### THE EXERCISE
Copy out the data below as written; omit any images.

Entries with figure data
- - - - -
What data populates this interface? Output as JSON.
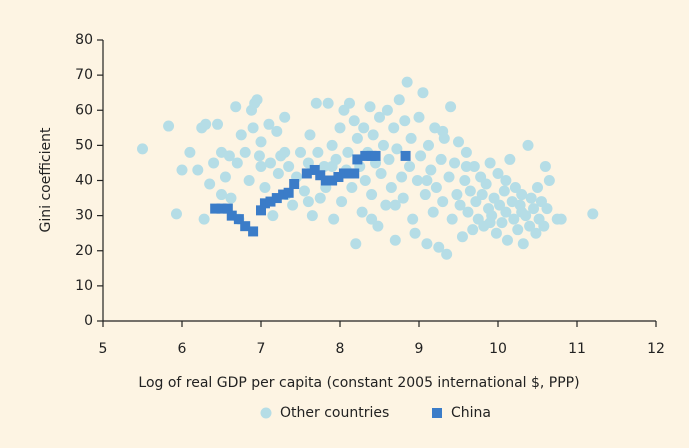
{
  "chart_data": {
    "type": "scatter",
    "x_label": "Log of real GDP per capita (constant 2005 international $, PPP)",
    "y_label": "Gini coefficient",
    "xlim": [
      5,
      12
    ],
    "xticks": [
      5,
      6,
      7,
      8,
      9,
      10,
      11,
      12
    ],
    "ylim": [
      0,
      80
    ],
    "yticks": [
      0,
      10,
      20,
      30,
      40,
      50,
      60,
      70,
      80
    ],
    "legend": "bottom",
    "series": [
      {
        "name": "Other countries",
        "color": "#b5dde6",
        "marker": "circle",
        "x": [
          5.5,
          5.83,
          5.93,
          6.0,
          6.2,
          6.25,
          6.3,
          6.28,
          6.35,
          6.4,
          6.45,
          6.5,
          6.55,
          6.6,
          6.62,
          6.68,
          6.7,
          6.72,
          6.75,
          6.8,
          6.85,
          6.88,
          6.9,
          6.92,
          6.95,
          6.98,
          7.0,
          7.05,
          7.1,
          7.12,
          7.15,
          7.2,
          7.22,
          7.25,
          7.3,
          7.32,
          7.35,
          7.4,
          7.45,
          7.5,
          7.55,
          7.6,
          7.62,
          7.65,
          7.7,
          7.72,
          7.75,
          7.8,
          7.82,
          7.85,
          7.9,
          7.92,
          7.95,
          8.0,
          8.02,
          8.05,
          8.08,
          8.1,
          8.12,
          8.15,
          8.18,
          8.2,
          8.22,
          8.25,
          8.28,
          8.3,
          8.32,
          8.35,
          8.38,
          8.4,
          8.42,
          8.45,
          8.48,
          8.5,
          8.52,
          8.55,
          8.58,
          8.6,
          8.62,
          8.65,
          8.68,
          8.7,
          8.72,
          8.75,
          8.78,
          8.8,
          8.82,
          8.85,
          8.88,
          8.9,
          8.92,
          8.95,
          8.98,
          9.0,
          9.02,
          9.05,
          9.08,
          9.1,
          9.12,
          9.15,
          9.18,
          9.2,
          9.22,
          9.25,
          9.28,
          9.3,
          9.32,
          9.35,
          9.38,
          9.4,
          9.42,
          9.45,
          9.48,
          9.5,
          9.52,
          9.55,
          9.58,
          9.6,
          9.62,
          9.65,
          9.68,
          9.7,
          9.72,
          9.75,
          9.78,
          9.8,
          9.82,
          9.85,
          9.88,
          9.9,
          9.92,
          9.95,
          9.98,
          10.0,
          10.02,
          10.05,
          10.08,
          10.1,
          10.12,
          10.15,
          10.18,
          10.2,
          10.22,
          10.25,
          10.28,
          10.3,
          10.32,
          10.35,
          10.38,
          10.4,
          10.42,
          10.45,
          10.48,
          10.5,
          10.52,
          10.55,
          10.58,
          10.6,
          10.62,
          10.65,
          10.75,
          10.8,
          11.2,
          6.1,
          6.5,
          7.0,
          7.3,
          7.6,
          7.9,
          8.4,
          8.7,
          9.1,
          9.3,
          9.6,
          9.9,
          10.1,
          10.3
        ],
        "values": [
          49,
          55.5,
          30.5,
          43,
          43,
          55,
          56,
          29,
          39,
          45,
          56,
          48,
          41,
          47,
          35,
          61,
          45,
          29,
          53,
          48,
          40,
          60,
          55,
          62,
          63,
          47,
          44,
          38,
          56,
          45,
          30,
          54,
          42,
          47,
          58,
          36,
          44,
          33,
          41,
          48,
          37,
          45,
          53,
          30,
          62,
          48,
          35,
          44,
          38,
          62,
          50,
          29,
          46,
          55,
          34,
          60,
          43,
          48,
          62,
          38,
          57,
          22,
          52,
          44,
          31,
          55,
          40,
          48,
          61,
          36,
          53,
          45,
          27,
          58,
          42,
          50,
          33,
          60,
          46,
          38,
          55,
          23,
          49,
          63,
          41,
          35,
          57,
          68,
          44,
          52,
          29,
          25,
          40,
          58,
          47,
          65,
          36,
          22,
          50,
          43,
          31,
          55,
          38,
          21,
          46,
          34,
          52,
          19,
          41,
          61,
          29,
          45,
          36,
          51,
          33,
          24,
          40,
          48,
          31,
          37,
          26,
          44,
          34,
          29,
          41,
          36,
          27,
          39,
          32,
          45,
          30,
          35,
          25,
          42,
          33,
          28,
          37,
          31,
          23,
          46,
          34,
          29,
          38,
          26,
          33,
          36,
          22,
          30,
          50,
          27,
          35,
          32,
          25,
          38,
          29,
          34,
          27,
          44,
          32,
          40,
          29,
          29,
          30.5,
          48,
          36,
          51,
          48,
          34,
          44,
          29,
          33,
          40,
          54,
          44,
          28,
          40,
          31
        ]
      },
      {
        "name": "China",
        "color": "#3b7cc8",
        "marker": "square",
        "x": [
          6.42,
          6.5,
          6.58,
          6.63,
          6.72,
          6.8,
          6.9,
          7.0,
          7.05,
          7.12,
          7.2,
          7.28,
          7.35,
          7.42,
          7.58,
          7.68,
          7.75,
          7.82,
          7.9,
          7.98,
          8.05,
          8.12,
          8.18,
          8.22,
          8.32,
          8.4,
          8.45,
          8.83
        ],
        "values": [
          32,
          32,
          32,
          30,
          29,
          27,
          25.5,
          31.5,
          33.5,
          34,
          35,
          36,
          36.5,
          39,
          42,
          43,
          41.5,
          40,
          40,
          41,
          42,
          42,
          42,
          46,
          47,
          47,
          47,
          47
        ]
      }
    ]
  }
}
- - - - -
### RESULT
What data populates this interface? Output as JSON.
{
  "chart_data": {
    "type": "scatter",
    "x_label": "Log of real GDP per capita (constant 2005 international $, PPP)",
    "y_label": "Gini coefficient",
    "xlim": [
      5,
      12
    ],
    "xticks": [
      5,
      6,
      7,
      8,
      9,
      10,
      11,
      12
    ],
    "ylim": [
      0,
      80
    ],
    "yticks": [
      0,
      10,
      20,
      30,
      40,
      50,
      60,
      70,
      80
    ],
    "legend": "bottom",
    "series": [
      {
        "name": "Other countries",
        "color": "#b5dde6",
        "marker": "circle",
        "x": [
          5.5,
          5.83,
          5.93,
          6.0,
          6.2,
          6.25,
          6.3,
          6.28,
          6.35,
          6.4,
          6.45,
          6.5,
          6.55,
          6.6,
          6.62,
          6.68,
          6.7,
          6.72,
          6.75,
          6.8,
          6.85,
          6.88,
          6.9,
          6.92,
          6.95,
          6.98,
          7.0,
          7.05,
          7.1,
          7.12,
          7.15,
          7.2,
          7.22,
          7.25,
          7.3,
          7.32,
          7.35,
          7.4,
          7.45,
          7.5,
          7.55,
          7.6,
          7.62,
          7.65,
          7.7,
          7.72,
          7.75,
          7.8,
          7.82,
          7.85,
          7.9,
          7.92,
          7.95,
          8.0,
          8.02,
          8.05,
          8.08,
          8.1,
          8.12,
          8.15,
          8.18,
          8.2,
          8.22,
          8.25,
          8.28,
          8.3,
          8.32,
          8.35,
          8.38,
          8.4,
          8.42,
          8.45,
          8.48,
          8.5,
          8.52,
          8.55,
          8.58,
          8.6,
          8.62,
          8.65,
          8.68,
          8.7,
          8.72,
          8.75,
          8.78,
          8.8,
          8.82,
          8.85,
          8.88,
          8.9,
          8.92,
          8.95,
          8.98,
          9.0,
          9.02,
          9.05,
          9.08,
          9.1,
          9.12,
          9.15,
          9.18,
          9.2,
          9.22,
          9.25,
          9.28,
          9.3,
          9.32,
          9.35,
          9.38,
          9.4,
          9.42,
          9.45,
          9.48,
          9.5,
          9.52,
          9.55,
          9.58,
          9.6,
          9.62,
          9.65,
          9.68,
          9.7,
          9.72,
          9.75,
          9.78,
          9.8,
          9.82,
          9.85,
          9.88,
          9.9,
          9.92,
          9.95,
          9.98,
          10.0,
          10.02,
          10.05,
          10.08,
          10.1,
          10.12,
          10.15,
          10.18,
          10.2,
          10.22,
          10.25,
          10.28,
          10.3,
          10.32,
          10.35,
          10.38,
          10.4,
          10.42,
          10.45,
          10.48,
          10.5,
          10.52,
          10.55,
          10.58,
          10.6,
          10.62,
          10.65,
          10.75,
          10.8,
          11.2,
          6.1,
          6.5,
          7.0,
          7.3,
          7.6,
          7.9,
          8.4,
          8.7,
          9.1,
          9.3,
          9.6,
          9.9,
          10.1,
          10.3
        ],
        "values": [
          49,
          55.5,
          30.5,
          43,
          43,
          55,
          56,
          29,
          39,
          45,
          56,
          48,
          41,
          47,
          35,
          61,
          45,
          29,
          53,
          48,
          40,
          60,
          55,
          62,
          63,
          47,
          44,
          38,
          56,
          45,
          30,
          54,
          42,
          47,
          58,
          36,
          44,
          33,
          41,
          48,
          37,
          45,
          53,
          30,
          62,
          48,
          35,
          44,
          38,
          62,
          50,
          29,
          46,
          55,
          34,
          60,
          43,
          48,
          62,
          38,
          57,
          22,
          52,
          44,
          31,
          55,
          40,
          48,
          61,
          36,
          53,
          45,
          27,
          58,
          42,
          50,
          33,
          60,
          46,
          38,
          55,
          23,
          49,
          63,
          41,
          35,
          57,
          68,
          44,
          52,
          29,
          25,
          40,
          58,
          47,
          65,
          36,
          22,
          50,
          43,
          31,
          55,
          38,
          21,
          46,
          34,
          52,
          19,
          41,
          61,
          29,
          45,
          36,
          51,
          33,
          24,
          40,
          48,
          31,
          37,
          26,
          44,
          34,
          29,
          41,
          36,
          27,
          39,
          32,
          45,
          30,
          35,
          25,
          42,
          33,
          28,
          37,
          31,
          23,
          46,
          34,
          29,
          38,
          26,
          33,
          36,
          22,
          30,
          50,
          27,
          35,
          32,
          25,
          38,
          29,
          34,
          27,
          44,
          32,
          40,
          29,
          29,
          30.5,
          48,
          36,
          51,
          48,
          34,
          44,
          29,
          33,
          40,
          54,
          44,
          28,
          40,
          31
        ]
      },
      {
        "name": "China",
        "color": "#3b7cc8",
        "marker": "square",
        "x": [
          6.42,
          6.5,
          6.58,
          6.63,
          6.72,
          6.8,
          6.9,
          7.0,
          7.05,
          7.12,
          7.2,
          7.28,
          7.35,
          7.42,
          7.58,
          7.68,
          7.75,
          7.82,
          7.9,
          7.98,
          8.05,
          8.12,
          8.18,
          8.22,
          8.32,
          8.4,
          8.45,
          8.83
        ],
        "values": [
          32,
          32,
          32,
          30,
          29,
          27,
          25.5,
          31.5,
          33.5,
          34,
          35,
          36,
          36.5,
          39,
          42,
          43,
          41.5,
          40,
          40,
          41,
          42,
          42,
          42,
          46,
          47,
          47,
          47,
          47
        ]
      }
    ]
  }
}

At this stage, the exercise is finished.